EXERCISE DETAILS: Pull out every line in the data that has the string "berdasarkan" in it.

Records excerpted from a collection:
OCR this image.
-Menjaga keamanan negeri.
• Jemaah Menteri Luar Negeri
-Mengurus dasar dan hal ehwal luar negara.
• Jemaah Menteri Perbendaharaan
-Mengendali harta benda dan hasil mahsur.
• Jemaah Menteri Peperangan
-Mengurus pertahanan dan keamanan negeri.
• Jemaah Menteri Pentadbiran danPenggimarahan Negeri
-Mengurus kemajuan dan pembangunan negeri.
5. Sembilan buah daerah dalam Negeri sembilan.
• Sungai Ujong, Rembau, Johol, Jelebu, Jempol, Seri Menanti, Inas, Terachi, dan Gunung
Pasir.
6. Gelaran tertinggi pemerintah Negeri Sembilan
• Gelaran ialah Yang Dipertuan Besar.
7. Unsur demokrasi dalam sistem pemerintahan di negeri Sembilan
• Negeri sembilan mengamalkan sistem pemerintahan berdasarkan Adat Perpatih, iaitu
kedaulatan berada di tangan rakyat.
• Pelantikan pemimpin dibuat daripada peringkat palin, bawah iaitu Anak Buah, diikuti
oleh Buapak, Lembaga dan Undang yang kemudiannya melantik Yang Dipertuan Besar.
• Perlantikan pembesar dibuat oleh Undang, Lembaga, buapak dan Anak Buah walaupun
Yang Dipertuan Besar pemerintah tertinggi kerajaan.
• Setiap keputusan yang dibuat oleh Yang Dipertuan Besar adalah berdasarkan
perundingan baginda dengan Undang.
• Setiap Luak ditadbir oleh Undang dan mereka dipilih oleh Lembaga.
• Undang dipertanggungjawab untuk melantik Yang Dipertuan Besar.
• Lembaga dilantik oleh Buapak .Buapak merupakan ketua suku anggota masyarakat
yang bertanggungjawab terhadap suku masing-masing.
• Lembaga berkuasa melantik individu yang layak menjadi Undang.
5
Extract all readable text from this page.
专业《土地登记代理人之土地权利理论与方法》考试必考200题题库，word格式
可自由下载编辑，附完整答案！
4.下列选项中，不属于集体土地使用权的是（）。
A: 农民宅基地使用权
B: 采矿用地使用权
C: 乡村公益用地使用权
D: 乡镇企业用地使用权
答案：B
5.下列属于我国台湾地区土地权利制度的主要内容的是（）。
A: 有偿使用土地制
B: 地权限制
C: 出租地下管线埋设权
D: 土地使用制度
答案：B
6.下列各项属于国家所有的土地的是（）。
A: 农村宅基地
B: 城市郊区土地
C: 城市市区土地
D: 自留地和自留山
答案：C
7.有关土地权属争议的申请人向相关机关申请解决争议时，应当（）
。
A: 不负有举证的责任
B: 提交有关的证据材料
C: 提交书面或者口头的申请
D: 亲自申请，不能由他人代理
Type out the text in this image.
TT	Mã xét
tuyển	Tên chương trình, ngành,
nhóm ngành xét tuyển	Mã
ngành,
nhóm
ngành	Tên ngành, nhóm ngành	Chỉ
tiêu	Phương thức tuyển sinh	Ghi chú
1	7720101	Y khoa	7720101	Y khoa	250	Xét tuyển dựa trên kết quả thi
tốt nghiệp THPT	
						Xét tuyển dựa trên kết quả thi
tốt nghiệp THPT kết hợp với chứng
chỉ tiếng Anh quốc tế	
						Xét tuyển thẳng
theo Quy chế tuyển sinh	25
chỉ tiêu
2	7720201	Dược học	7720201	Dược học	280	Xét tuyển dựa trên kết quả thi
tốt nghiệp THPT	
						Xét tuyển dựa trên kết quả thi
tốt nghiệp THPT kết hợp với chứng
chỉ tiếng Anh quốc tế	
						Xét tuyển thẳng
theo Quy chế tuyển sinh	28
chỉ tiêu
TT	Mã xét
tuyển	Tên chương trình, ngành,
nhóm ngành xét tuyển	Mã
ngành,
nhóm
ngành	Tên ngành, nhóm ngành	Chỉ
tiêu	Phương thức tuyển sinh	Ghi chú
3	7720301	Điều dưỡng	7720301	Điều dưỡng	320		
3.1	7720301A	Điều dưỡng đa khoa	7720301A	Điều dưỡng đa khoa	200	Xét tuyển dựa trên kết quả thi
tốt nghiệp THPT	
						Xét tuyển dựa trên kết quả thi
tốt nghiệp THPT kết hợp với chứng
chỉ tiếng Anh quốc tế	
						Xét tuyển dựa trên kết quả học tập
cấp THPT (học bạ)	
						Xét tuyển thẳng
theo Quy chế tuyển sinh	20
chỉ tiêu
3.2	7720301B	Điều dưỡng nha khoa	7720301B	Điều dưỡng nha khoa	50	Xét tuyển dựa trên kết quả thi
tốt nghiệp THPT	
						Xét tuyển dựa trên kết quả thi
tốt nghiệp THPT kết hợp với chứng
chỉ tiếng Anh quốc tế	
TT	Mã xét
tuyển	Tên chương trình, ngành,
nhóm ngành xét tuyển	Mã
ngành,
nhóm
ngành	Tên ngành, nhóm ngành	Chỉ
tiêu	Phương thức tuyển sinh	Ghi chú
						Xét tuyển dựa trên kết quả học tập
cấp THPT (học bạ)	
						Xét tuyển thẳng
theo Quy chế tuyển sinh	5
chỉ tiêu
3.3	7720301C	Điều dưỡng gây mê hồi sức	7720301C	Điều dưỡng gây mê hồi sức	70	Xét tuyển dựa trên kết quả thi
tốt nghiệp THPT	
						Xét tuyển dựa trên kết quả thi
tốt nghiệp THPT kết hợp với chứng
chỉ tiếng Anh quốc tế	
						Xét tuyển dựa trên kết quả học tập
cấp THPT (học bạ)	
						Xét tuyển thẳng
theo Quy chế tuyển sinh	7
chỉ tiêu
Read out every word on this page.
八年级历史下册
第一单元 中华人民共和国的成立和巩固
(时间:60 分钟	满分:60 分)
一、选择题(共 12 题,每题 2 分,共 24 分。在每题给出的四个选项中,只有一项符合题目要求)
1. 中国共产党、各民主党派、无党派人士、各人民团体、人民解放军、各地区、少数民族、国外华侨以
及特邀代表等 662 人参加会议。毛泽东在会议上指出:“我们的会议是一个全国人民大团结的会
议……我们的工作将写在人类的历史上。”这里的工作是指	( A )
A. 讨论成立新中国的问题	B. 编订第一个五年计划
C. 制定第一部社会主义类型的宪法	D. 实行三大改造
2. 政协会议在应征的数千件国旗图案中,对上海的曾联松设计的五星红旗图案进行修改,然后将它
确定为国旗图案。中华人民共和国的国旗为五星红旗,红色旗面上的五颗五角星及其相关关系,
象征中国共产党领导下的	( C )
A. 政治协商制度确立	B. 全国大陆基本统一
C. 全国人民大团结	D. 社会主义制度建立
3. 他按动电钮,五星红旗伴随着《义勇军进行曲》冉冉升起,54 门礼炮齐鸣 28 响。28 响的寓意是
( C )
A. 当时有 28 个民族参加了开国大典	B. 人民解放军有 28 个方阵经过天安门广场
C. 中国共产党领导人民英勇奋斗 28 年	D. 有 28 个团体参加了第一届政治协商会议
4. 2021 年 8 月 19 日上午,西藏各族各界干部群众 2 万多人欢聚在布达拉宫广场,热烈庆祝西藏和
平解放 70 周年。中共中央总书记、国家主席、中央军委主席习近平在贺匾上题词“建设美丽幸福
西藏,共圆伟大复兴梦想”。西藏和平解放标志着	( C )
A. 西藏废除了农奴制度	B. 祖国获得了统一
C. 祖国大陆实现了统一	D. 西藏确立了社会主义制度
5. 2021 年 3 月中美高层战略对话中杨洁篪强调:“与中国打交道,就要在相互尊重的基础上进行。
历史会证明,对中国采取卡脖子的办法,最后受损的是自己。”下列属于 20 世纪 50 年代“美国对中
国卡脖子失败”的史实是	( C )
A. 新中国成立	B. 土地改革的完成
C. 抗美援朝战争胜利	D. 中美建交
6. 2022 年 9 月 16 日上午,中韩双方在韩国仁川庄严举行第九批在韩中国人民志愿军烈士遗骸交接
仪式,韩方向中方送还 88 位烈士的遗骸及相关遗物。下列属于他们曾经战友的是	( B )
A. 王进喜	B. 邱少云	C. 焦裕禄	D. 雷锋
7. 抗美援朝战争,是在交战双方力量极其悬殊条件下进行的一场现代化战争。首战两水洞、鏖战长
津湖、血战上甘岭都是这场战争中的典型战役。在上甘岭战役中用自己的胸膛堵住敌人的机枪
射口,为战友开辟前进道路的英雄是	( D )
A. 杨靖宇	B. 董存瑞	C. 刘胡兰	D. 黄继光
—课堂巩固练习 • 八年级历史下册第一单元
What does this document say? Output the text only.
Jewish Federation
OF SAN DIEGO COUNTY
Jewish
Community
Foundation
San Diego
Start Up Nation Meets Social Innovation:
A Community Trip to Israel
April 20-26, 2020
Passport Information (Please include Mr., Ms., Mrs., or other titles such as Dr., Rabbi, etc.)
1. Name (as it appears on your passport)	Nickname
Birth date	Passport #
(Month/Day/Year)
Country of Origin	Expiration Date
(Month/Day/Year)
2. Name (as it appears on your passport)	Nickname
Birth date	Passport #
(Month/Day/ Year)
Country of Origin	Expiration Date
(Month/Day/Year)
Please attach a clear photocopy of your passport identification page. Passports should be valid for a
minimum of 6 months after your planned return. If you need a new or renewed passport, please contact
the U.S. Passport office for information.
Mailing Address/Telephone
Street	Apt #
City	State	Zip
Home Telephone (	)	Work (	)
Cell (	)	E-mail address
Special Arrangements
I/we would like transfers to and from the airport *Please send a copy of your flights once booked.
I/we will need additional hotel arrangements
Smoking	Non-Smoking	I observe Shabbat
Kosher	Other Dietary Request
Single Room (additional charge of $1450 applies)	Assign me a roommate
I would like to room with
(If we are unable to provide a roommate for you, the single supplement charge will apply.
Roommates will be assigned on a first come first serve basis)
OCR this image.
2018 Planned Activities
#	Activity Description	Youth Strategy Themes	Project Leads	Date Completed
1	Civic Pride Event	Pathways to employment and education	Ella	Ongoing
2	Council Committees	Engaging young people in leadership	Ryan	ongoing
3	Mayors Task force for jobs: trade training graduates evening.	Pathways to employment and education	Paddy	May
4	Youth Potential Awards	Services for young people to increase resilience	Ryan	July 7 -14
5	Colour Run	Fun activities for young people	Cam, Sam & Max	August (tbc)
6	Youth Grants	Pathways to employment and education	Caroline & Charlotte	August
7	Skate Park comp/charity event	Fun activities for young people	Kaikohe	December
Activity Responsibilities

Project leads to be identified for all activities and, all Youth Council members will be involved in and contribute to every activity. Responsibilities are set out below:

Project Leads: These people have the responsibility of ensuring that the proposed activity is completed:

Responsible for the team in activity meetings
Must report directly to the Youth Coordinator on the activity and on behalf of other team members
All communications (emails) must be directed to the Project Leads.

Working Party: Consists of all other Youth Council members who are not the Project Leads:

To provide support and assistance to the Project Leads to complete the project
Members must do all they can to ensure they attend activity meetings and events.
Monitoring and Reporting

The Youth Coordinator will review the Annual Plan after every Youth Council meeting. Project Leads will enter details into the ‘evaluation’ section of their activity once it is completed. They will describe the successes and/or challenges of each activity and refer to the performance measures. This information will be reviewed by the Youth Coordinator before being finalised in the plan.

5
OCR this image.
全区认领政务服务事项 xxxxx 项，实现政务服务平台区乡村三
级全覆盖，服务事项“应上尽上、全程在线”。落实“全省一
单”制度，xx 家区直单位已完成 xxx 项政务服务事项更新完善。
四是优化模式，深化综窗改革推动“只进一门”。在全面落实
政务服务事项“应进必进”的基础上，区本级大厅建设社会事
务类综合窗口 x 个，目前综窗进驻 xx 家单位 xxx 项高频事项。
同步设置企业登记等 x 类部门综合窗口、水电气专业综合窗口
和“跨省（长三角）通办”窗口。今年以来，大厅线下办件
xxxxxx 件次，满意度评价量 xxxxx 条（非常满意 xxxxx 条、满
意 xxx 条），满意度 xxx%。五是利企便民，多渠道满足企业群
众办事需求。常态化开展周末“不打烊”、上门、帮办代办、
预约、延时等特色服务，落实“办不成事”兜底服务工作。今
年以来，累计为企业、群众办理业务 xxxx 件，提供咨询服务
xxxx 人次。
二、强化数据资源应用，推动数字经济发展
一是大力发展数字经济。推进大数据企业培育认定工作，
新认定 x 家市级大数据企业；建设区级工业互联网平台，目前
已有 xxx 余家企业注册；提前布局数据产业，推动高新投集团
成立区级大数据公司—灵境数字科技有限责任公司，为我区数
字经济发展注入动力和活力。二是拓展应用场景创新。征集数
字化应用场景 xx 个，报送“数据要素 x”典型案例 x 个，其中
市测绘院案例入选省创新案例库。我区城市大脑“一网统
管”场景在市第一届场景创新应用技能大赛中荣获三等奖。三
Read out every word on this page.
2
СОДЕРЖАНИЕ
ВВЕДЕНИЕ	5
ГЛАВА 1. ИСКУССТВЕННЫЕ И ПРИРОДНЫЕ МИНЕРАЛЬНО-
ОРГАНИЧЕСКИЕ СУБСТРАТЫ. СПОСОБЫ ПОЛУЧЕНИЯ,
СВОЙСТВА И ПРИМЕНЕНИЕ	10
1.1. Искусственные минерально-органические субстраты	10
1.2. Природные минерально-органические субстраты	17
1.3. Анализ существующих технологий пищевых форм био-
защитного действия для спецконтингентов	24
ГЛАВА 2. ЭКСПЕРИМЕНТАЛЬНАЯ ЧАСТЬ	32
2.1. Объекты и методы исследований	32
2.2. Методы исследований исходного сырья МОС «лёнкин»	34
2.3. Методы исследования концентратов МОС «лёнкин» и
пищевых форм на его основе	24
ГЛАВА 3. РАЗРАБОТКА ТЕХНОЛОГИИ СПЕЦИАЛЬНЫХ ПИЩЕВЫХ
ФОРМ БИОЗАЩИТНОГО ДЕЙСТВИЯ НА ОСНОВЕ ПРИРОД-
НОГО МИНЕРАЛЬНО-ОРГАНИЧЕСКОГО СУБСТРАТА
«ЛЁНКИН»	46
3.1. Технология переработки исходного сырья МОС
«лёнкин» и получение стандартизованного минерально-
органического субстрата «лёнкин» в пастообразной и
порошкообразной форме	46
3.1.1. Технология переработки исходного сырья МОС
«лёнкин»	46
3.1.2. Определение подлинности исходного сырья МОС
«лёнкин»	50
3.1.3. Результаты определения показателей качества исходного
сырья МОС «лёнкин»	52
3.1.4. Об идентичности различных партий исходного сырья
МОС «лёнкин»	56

TASK OUTPUT:
• Negeri sembilan mengamalkan sistem pemerintahan berdasarkan Adat Perpatih, iaitu
• Setiap keputusan yang dibuat oleh Yang Dipertuan Besar adalah berdasarkan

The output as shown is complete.